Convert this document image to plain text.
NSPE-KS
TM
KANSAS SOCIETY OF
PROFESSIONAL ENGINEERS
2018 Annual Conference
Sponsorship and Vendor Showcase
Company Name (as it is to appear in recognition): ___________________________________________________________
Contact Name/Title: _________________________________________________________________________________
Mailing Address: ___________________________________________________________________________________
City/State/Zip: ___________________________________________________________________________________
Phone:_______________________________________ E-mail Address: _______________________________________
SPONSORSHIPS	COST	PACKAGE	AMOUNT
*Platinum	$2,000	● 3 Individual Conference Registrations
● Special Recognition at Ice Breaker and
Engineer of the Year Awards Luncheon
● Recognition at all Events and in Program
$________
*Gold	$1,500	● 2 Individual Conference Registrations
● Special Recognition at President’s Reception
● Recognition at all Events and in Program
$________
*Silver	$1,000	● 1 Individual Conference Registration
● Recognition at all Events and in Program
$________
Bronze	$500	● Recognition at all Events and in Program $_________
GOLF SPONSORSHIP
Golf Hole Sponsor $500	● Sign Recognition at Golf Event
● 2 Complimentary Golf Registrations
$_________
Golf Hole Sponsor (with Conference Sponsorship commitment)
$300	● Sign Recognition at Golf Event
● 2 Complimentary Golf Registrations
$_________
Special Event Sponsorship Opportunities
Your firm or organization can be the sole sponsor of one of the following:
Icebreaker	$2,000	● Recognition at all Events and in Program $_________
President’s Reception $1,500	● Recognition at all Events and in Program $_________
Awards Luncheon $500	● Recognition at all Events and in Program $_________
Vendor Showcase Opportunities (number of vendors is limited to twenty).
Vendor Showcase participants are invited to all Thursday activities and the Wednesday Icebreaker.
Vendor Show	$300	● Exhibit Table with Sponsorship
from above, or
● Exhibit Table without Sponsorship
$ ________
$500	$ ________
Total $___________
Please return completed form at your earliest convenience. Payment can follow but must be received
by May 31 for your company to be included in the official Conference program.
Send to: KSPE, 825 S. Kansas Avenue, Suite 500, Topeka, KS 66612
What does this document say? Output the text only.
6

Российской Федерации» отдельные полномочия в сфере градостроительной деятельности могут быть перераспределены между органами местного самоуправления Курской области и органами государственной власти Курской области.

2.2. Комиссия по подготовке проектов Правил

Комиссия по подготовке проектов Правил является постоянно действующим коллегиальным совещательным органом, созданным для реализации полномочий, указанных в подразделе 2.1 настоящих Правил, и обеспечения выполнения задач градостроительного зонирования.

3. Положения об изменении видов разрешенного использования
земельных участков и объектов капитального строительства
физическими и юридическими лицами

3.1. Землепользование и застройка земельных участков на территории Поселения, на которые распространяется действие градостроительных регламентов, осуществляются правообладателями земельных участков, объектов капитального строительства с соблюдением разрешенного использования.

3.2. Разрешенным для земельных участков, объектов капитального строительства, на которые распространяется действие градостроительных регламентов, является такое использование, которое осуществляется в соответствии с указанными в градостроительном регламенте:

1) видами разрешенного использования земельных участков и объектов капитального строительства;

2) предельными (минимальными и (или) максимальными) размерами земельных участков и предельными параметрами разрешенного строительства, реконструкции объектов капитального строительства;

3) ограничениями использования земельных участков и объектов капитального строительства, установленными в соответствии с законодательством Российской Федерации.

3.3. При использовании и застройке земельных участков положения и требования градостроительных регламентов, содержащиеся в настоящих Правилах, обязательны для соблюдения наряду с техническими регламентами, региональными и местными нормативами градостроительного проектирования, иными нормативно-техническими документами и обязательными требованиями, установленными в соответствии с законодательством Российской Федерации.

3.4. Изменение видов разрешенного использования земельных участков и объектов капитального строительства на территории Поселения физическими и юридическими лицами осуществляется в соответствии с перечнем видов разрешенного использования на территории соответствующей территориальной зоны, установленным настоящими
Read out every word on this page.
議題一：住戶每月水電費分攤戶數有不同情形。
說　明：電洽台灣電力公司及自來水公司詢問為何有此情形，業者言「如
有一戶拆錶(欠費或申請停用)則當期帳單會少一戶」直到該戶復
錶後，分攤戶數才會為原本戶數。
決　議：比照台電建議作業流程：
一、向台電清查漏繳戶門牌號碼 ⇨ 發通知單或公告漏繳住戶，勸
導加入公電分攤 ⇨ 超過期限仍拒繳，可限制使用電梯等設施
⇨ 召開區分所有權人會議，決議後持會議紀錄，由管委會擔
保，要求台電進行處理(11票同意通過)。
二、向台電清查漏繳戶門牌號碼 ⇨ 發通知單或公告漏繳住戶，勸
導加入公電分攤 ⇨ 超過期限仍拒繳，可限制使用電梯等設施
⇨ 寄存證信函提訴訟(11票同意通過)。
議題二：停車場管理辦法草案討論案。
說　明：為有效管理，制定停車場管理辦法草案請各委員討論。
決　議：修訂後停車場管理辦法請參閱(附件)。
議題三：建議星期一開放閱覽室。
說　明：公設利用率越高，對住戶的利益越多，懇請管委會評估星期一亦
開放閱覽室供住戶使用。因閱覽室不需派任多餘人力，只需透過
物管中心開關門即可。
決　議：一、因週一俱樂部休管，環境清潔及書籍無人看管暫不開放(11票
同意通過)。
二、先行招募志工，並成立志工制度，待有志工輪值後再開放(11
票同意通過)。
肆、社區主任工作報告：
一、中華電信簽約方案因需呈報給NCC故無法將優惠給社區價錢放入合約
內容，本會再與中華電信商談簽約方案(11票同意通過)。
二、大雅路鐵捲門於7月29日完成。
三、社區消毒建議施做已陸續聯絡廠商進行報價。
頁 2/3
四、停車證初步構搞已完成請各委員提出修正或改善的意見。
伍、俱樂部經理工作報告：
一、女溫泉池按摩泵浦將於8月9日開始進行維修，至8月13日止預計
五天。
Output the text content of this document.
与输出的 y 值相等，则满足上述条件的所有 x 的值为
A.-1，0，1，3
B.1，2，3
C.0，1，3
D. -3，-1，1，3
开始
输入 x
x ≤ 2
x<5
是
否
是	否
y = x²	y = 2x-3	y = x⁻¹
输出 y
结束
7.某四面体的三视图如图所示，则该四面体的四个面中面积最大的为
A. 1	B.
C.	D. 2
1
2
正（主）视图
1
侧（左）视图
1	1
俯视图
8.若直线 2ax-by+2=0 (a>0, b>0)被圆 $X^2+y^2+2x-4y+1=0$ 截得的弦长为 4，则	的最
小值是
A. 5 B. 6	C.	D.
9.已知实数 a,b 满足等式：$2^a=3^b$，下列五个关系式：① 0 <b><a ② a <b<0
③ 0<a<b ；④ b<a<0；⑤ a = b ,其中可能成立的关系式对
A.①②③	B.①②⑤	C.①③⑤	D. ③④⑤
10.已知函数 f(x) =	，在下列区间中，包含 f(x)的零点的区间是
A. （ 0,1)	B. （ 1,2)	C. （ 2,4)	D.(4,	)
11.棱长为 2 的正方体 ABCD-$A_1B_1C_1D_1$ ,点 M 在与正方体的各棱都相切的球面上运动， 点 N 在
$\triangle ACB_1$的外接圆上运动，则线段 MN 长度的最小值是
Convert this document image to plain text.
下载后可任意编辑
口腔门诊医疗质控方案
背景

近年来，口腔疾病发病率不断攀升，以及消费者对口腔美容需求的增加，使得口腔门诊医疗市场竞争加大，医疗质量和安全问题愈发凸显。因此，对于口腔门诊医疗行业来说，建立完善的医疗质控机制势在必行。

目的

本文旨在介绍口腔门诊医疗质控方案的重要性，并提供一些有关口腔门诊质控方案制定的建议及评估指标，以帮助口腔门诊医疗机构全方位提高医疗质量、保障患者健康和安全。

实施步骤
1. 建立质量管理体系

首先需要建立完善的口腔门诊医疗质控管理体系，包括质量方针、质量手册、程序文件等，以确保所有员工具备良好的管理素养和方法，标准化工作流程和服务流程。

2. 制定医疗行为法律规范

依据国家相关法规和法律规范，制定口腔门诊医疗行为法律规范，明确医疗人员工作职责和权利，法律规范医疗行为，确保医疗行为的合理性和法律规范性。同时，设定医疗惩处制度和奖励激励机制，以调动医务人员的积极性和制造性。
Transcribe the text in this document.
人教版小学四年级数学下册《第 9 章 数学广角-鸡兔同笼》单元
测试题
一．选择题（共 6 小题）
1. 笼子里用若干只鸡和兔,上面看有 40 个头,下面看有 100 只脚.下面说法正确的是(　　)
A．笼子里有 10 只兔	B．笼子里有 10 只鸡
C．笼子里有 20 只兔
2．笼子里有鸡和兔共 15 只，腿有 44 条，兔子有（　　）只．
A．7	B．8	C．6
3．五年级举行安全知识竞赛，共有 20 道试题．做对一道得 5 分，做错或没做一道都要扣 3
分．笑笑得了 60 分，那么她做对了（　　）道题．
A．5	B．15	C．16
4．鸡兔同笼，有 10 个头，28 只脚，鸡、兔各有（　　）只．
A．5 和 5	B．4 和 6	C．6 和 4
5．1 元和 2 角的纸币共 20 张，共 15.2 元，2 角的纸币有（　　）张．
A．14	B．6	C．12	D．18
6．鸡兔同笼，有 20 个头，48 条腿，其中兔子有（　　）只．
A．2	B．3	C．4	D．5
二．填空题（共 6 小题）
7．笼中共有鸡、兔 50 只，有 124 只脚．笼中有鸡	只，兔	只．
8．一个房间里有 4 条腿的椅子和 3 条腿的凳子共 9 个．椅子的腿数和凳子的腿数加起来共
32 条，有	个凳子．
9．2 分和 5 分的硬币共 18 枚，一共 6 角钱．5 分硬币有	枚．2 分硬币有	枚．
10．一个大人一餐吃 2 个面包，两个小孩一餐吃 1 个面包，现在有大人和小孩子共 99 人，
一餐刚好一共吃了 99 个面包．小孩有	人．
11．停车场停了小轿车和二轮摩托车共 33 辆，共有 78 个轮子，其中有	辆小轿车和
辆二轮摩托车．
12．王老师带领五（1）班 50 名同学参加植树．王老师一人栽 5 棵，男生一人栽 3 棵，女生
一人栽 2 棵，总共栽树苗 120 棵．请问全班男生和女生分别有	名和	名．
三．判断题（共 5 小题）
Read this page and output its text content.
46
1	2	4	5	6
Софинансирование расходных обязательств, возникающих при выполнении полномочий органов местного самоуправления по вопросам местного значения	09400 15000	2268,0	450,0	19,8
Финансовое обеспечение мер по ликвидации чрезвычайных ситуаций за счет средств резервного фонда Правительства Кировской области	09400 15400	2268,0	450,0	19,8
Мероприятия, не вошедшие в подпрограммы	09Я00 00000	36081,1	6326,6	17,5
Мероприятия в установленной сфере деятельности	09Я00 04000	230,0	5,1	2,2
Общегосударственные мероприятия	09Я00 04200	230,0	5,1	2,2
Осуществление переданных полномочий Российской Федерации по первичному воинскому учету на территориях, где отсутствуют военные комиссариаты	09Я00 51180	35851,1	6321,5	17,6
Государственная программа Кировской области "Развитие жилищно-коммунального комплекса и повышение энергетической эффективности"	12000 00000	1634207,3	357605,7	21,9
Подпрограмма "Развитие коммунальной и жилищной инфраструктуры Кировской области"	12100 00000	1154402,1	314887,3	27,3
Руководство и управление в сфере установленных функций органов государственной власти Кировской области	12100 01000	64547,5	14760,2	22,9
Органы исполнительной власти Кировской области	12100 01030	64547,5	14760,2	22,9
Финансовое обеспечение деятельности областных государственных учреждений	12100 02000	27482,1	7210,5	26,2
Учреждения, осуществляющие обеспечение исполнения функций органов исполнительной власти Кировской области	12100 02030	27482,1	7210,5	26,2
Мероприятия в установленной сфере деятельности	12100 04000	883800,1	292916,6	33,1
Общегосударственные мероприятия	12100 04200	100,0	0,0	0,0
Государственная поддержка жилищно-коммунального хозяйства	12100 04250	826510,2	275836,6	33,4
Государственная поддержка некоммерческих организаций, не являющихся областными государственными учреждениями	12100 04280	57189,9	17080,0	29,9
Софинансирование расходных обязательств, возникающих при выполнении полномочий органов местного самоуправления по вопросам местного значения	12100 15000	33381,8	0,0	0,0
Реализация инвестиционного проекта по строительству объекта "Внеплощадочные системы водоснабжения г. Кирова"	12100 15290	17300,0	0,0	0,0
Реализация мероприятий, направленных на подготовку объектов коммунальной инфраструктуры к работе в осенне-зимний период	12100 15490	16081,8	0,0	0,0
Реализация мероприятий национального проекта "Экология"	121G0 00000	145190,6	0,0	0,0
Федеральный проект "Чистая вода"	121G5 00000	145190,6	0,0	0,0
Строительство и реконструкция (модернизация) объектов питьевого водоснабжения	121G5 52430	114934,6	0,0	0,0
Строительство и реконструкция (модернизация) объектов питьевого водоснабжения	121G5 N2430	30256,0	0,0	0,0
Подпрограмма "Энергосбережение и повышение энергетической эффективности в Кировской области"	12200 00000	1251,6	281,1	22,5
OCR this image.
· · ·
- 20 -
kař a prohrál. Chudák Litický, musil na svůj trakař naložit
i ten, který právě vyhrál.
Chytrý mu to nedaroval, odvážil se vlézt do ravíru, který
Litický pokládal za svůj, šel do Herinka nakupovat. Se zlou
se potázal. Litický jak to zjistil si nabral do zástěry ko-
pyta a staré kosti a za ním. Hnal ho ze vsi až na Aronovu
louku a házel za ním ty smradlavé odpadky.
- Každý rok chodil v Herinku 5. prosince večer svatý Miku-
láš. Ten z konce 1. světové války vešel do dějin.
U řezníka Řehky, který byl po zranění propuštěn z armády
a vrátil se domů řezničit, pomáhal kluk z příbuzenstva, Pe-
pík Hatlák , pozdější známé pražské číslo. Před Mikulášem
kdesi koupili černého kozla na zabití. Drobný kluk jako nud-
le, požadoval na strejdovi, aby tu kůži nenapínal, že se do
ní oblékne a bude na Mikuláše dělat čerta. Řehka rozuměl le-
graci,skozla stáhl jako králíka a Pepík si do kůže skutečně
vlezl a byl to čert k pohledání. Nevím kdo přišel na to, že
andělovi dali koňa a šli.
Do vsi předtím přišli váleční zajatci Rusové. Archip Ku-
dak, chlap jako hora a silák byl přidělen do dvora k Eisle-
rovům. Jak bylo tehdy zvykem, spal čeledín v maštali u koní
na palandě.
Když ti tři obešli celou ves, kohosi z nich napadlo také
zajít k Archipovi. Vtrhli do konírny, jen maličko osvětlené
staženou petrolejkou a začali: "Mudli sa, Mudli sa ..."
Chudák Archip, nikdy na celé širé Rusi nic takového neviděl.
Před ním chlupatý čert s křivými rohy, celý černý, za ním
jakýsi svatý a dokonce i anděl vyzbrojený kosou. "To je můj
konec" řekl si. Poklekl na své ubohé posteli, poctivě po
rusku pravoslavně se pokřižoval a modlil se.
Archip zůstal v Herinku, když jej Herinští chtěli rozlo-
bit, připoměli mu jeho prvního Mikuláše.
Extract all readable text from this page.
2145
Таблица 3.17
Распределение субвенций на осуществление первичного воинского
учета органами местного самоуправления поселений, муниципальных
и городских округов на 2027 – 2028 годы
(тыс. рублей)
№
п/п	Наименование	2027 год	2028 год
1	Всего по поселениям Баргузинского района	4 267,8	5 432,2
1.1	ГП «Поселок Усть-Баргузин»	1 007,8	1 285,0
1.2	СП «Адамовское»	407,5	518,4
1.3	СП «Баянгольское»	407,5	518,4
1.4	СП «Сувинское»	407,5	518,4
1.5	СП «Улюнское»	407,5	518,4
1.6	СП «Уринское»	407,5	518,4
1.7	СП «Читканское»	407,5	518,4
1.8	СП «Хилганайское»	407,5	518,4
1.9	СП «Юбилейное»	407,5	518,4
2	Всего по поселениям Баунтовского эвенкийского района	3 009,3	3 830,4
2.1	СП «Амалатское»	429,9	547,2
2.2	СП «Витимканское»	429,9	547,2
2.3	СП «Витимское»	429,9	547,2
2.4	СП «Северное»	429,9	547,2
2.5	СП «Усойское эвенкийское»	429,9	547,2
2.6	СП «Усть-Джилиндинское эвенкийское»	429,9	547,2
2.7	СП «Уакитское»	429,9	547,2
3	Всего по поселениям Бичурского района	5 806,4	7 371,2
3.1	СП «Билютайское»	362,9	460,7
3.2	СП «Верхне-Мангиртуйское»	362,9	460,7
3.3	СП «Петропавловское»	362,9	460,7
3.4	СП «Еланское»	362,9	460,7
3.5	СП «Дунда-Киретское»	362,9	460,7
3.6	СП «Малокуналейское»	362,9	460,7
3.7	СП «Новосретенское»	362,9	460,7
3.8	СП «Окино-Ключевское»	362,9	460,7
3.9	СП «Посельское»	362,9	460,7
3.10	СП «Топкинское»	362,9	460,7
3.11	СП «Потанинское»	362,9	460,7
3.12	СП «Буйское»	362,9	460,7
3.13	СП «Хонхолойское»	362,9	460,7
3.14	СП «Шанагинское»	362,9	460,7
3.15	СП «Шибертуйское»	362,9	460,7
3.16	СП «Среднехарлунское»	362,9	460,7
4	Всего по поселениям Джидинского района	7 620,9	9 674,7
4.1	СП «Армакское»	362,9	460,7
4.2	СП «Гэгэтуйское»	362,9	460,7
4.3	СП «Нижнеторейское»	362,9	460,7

» **Aim**
Return all lines of the material above in which the word "page" occurs.

» **Answer in full**
Read out every word on this page.
Read this page and output its text content.
Extract all readable text from this page.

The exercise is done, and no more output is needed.